**** Recorded data ****

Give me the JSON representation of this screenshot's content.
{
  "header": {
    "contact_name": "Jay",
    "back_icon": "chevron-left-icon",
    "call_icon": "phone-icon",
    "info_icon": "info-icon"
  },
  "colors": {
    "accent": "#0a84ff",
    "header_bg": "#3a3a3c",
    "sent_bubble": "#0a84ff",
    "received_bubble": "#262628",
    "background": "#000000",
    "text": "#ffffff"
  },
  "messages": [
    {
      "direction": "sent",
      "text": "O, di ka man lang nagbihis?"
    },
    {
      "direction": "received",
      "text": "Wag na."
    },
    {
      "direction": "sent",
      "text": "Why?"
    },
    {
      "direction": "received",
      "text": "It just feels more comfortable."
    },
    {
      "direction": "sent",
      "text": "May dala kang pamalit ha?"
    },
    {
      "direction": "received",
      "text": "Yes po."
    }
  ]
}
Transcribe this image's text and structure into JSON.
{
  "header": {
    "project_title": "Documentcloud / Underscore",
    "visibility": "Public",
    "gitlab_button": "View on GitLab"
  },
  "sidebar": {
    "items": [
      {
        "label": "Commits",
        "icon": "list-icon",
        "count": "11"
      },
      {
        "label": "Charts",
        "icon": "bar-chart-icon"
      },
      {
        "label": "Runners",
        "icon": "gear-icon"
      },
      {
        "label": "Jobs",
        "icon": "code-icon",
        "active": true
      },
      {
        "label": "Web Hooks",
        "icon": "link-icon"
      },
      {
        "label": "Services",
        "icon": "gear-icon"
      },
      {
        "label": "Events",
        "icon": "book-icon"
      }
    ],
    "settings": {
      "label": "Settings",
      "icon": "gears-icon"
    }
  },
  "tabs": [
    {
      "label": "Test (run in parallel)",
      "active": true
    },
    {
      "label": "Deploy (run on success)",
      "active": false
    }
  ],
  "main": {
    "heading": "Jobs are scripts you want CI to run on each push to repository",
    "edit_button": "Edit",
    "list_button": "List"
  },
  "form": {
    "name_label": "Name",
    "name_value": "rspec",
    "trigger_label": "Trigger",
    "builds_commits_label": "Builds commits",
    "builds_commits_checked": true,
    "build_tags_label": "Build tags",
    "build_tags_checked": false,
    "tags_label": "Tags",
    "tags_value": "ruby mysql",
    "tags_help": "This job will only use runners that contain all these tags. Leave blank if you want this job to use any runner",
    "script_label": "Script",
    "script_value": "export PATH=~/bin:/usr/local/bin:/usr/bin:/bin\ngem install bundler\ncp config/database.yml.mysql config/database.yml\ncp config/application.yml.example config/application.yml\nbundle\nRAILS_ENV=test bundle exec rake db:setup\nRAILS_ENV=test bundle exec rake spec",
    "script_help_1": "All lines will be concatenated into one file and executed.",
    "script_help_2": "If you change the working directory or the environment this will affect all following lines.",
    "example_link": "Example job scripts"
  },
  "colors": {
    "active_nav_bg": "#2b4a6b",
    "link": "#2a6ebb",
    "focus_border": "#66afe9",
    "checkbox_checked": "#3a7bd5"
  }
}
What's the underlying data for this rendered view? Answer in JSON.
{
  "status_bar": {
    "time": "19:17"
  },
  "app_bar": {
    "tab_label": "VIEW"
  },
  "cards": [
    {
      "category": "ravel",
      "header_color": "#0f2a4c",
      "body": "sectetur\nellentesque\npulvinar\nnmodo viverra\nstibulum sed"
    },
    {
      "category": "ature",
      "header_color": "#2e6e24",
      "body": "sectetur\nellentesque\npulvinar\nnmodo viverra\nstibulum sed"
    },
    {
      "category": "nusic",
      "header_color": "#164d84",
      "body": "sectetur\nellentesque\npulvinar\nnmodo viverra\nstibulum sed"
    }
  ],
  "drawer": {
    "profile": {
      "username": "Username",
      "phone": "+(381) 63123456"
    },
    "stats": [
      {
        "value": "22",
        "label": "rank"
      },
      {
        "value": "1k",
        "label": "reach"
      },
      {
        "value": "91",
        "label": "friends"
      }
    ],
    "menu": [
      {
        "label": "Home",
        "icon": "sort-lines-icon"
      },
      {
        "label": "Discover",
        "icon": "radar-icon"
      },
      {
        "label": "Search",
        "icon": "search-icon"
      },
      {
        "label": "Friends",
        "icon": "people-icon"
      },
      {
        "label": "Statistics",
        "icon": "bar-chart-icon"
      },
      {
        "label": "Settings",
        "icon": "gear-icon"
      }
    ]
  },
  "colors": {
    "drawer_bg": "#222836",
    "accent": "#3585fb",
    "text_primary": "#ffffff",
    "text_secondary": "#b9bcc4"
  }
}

****

**What is needed**
Retype the material in full, character for character.

**Exercise answer**
Give me the JSON representation of this screenshot's content.
{
  "header": {
    "contact_name": "Jay",
    "back_icon": "chevron-left-icon",
    "call_icon": "phone-icon",
    "info_icon": "info-icon"
  },
  "colors": {
    "accent": "#0a84ff",
    "header_bg": "#3a3a3c",
    "sent_bubble": "#0a84ff",
    "received_bubble": "#262628",
    "background": "#000000",
    "text": "#ffffff"
  },
  "messages": [
    {
      "direction": "sent",
      "text": "O, di ka man lang nagbihis?"
    },
    {
      "direction": "received",
      "text": "Wag na."
    },
    {
      "direction": "sent",
      "text": "Why?"
    },
    {
      "direction": "received",
      "text": "It just feels more comfortable."
    },
    {
      "direction": "sent",
      "text": "May dala kang pamalit ha?"
    },
    {
      "direction": "received",
      "text": "Yes po."
    }
  ]
}
Transcribe this image's text and structure into JSON.
{
  "header": {
    "project_title": "Documentcloud / Underscore",
    "visibility": "Public",
    "gitlab_button": "View on GitLab"
  },
  "sidebar": {
    "items": [
      {
        "label": "Commits",
        "icon": "list-icon",
        "count": "11"
      },
      {
        "label": "Charts",
        "icon": "bar-chart-icon"
      },
      {
        "label": "Runners",
        "icon": "gear-icon"
      },
      {
        "label": "Jobs",
        "icon": "code-icon",
        "active": true
      },
      {
        "label": "Web Hooks",
        "icon": "link-icon"
      },
      {
        "label": "Services",
        "icon": "gear-icon"
      },
      {
        "label": "Events",
        "icon": "book-icon"
      }
    ],
    "settings": {
      "label": "Settings",
      "icon": "gears-icon"
    }
  },
  "tabs": [
    {
      "label": "Test (run in parallel)",
      "active": true
    },
    {
      "label": "Deploy (run on success)",
      "active": false
    }
  ],
  "main": {
    "heading": "Jobs are scripts you want CI to run on each push to repository",
    "edit_button": "Edit",
    "list_button": "List"
  },
  "form": {
    "name_label": "Name",
    "name_value": "rspec",
    "trigger_label": "Trigger",
    "builds_commits_label": "Builds commits",
    "builds_commits_checked": true,
    "build_tags_label": "Build tags",
    "build_tags_checked": false,
    "tags_label": "Tags",
    "tags_value": "ruby mysql",
    "tags_help": "This job will only use runners that contain all these tags. Leave blank if you want this job to use any runner",
    "script_label": "Script",
    "script_value": "export PATH=~/bin:/usr/local/bin:/usr/bin:/bin\ngem install bundler\ncp config/database.yml.mysql config/database.yml\ncp config/application.yml.example config/application.yml\nbundle\nRAILS_ENV=test bundle exec rake db:setup\nRAILS_ENV=test bundle exec rake spec",
    "script_help_1": "All lines will be concatenated into one file and executed.",
    "script_help_2": "If you change the working directory or the environment this will affect all following lines.",
    "example_link": "Example job scripts"
  },
  "colors": {
    "active_nav_bg": "#2b4a6b",
    "link": "#2a6ebb",
    "focus_border": "#66afe9",
    "checkbox_checked": "#3a7bd5"
  }
}
What's the underlying data for this rendered view? Answer in JSON.
{
  "status_bar": {
    "time": "19:17"
  },
  "app_bar": {
    "tab_label": "VIEW"
  },
  "cards": [
    {
      "category": "ravel",
      "header_color": "#0f2a4c",
      "body": "sectetur\nellentesque\npulvinar\nnmodo viverra\nstibulum sed"
    },
    {
      "category": "ature",
      "header_color": "#2e6e24",
      "body": "sectetur\nellentesque\npulvinar\nnmodo viverra\nstibulum sed"
    },
    {
      "category": "nusic",
      "header_color": "#164d84",
      "body": "sectetur\nellentesque\npulvinar\nnmodo viverra\nstibulum sed"
    }
  ],
  "drawer": {
    "profile": {
      "username": "Username",
      "phone": "+(381) 63123456"
    },
    "stats": [
      {
        "value": "22",
        "label": "rank"
      },
      {
        "value": "1k",
        "label": "reach"
      },
      {
        "value": "91",
        "label": "friends"
      }
    ],
    "menu": [
      {
        "label": "Home",
        "icon": "sort-lines-icon"
      },
      {
        "label": "Discover",
        "icon": "radar-icon"
      },
      {
        "label": "Search",
        "icon": "search-icon"
      },
      {
        "label": "Friends",
        "icon": "people-icon"
      },
      {
        "label": "Statistics",
        "icon": "bar-chart-icon"
      },
      {
        "label": "Settings",
        "icon": "gear-icon"
      }
    ]
  },
  "colors": {
    "drawer_bg": "#222836",
    "accent": "#3585fb",
    "text_primary": "#ffffff",
    "text_secondary": "#b9bcc4"
  }
}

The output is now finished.